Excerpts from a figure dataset
>> Start
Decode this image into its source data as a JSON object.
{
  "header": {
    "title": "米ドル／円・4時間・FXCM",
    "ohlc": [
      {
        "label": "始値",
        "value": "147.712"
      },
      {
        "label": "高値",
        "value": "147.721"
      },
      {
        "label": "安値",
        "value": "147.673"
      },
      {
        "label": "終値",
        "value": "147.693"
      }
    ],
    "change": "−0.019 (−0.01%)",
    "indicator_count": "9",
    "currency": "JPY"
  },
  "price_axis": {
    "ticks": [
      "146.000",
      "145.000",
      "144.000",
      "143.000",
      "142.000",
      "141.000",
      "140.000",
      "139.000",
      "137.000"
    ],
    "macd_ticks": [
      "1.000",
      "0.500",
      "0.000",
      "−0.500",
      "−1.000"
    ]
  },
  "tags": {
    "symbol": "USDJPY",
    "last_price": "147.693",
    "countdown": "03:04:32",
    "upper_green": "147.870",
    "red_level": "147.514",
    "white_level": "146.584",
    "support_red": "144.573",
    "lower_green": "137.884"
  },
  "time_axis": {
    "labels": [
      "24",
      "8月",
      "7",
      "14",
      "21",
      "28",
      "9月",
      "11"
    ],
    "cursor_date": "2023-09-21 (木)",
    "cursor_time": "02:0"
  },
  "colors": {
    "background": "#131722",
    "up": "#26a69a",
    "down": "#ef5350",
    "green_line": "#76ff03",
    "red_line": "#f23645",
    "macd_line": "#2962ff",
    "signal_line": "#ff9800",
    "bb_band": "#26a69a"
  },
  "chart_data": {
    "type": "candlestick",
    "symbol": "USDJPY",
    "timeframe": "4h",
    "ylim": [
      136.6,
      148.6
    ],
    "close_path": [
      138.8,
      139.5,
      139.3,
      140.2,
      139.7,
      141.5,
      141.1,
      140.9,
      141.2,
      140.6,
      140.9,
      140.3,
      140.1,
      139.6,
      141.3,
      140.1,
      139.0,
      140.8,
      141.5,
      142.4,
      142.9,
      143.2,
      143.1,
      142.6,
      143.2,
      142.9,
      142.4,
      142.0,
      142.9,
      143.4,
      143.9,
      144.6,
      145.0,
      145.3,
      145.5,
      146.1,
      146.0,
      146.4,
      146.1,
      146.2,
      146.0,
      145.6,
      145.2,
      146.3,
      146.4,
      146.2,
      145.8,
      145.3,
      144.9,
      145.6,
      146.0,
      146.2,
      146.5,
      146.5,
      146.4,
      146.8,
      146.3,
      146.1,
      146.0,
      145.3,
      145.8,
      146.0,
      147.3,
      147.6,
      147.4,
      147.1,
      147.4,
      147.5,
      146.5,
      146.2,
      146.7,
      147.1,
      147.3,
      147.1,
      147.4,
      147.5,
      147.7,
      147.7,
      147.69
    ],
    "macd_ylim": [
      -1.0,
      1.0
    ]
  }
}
>> End
*WRITTEN PROBLEM*.
Copy all the records above exactly, missing none.

*COMPLETE RESPONSE*.
Decode this image into its source data as a JSON object.
{
  "header": {
    "title": "米ドル／円・4時間・FXCM",
    "ohlc": [
      {
        "label": "始値",
        "value": "147.712"
      },
      {
        "label": "高値",
        "value": "147.721"
      },
      {
        "label": "安値",
        "value": "147.673"
      },
      {
        "label": "終値",
        "value": "147.693"
      }
    ],
    "change": "−0.019 (−0.01%)",
    "indicator_count": "9",
    "currency": "JPY"
  },
  "price_axis": {
    "ticks": [
      "146.000",
      "145.000",
      "144.000",
      "143.000",
      "142.000",
      "141.000",
      "140.000",
      "139.000",
      "137.000"
    ],
    "macd_ticks": [
      "1.000",
      "0.500",
      "0.000",
      "−0.500",
      "−1.000"
    ]
  },
  "tags": {
    "symbol": "USDJPY",
    "last_price": "147.693",
    "countdown": "03:04:32",
    "upper_green": "147.870",
    "red_level": "147.514",
    "white_level": "146.584",
    "support_red": "144.573",
    "lower_green": "137.884"
  },
  "time_axis": {
    "labels": [
      "24",
      "8月",
      "7",
      "14",
      "21",
      "28",
      "9月",
      "11"
    ],
    "cursor_date": "2023-09-21 (木)",
    "cursor_time": "02:0"
  },
  "colors": {
    "background": "#131722",
    "up": "#26a69a",
    "down": "#ef5350",
    "green_line": "#76ff03",
    "red_line": "#f23645",
    "macd_line": "#2962ff",
    "signal_line": "#ff9800",
    "bb_band": "#26a69a"
  },
  "chart_data": {
    "type": "candlestick",
    "symbol": "USDJPY",
    "timeframe": "4h",
    "ylim": [
      136.6,
      148.6
    ],
    "close_path": [
      138.8,
      139.5,
      139.3,
      140.2,
      139.7,
      141.5,
      141.1,
      140.9,
      141.2,
      140.6,
      140.9,
      140.3,
      140.1,
      139.6,
      141.3,
      140.1,
      139.0,
      140.8,
      141.5,
      142.4,
      142.9,
      143.2,
      143.1,
      142.6,
      143.2,
      142.9,
      142.4,
      142.0,
      142.9,
      143.4,
      143.9,
      144.6,
      145.0,
      145.3,
      145.5,
      146.1,
      146.0,
      146.4,
      146.1,
      146.2,
      146.0,
      145.6,
      145.2,
      146.3,
      146.4,
      146.2,
      145.8,
      145.3,
      144.9,
      145.6,
      146.0,
      146.2,
      146.5,
      146.5,
      146.4,
      146.8,
      146.3,
      146.1,
      146.0,
      145.3,
      145.8,
      146.0,
      147.3,
      147.6,
      147.4,
      147.1,
      147.4,
      147.5,
      146.5,
      146.2,
      146.7,
      147.1,
      147.3,
      147.1,
      147.4,
      147.5,
      147.7,
      147.7,
      147.69
    ],
    "macd_ylim": [
      -1.0,
      1.0
    ]
  }
}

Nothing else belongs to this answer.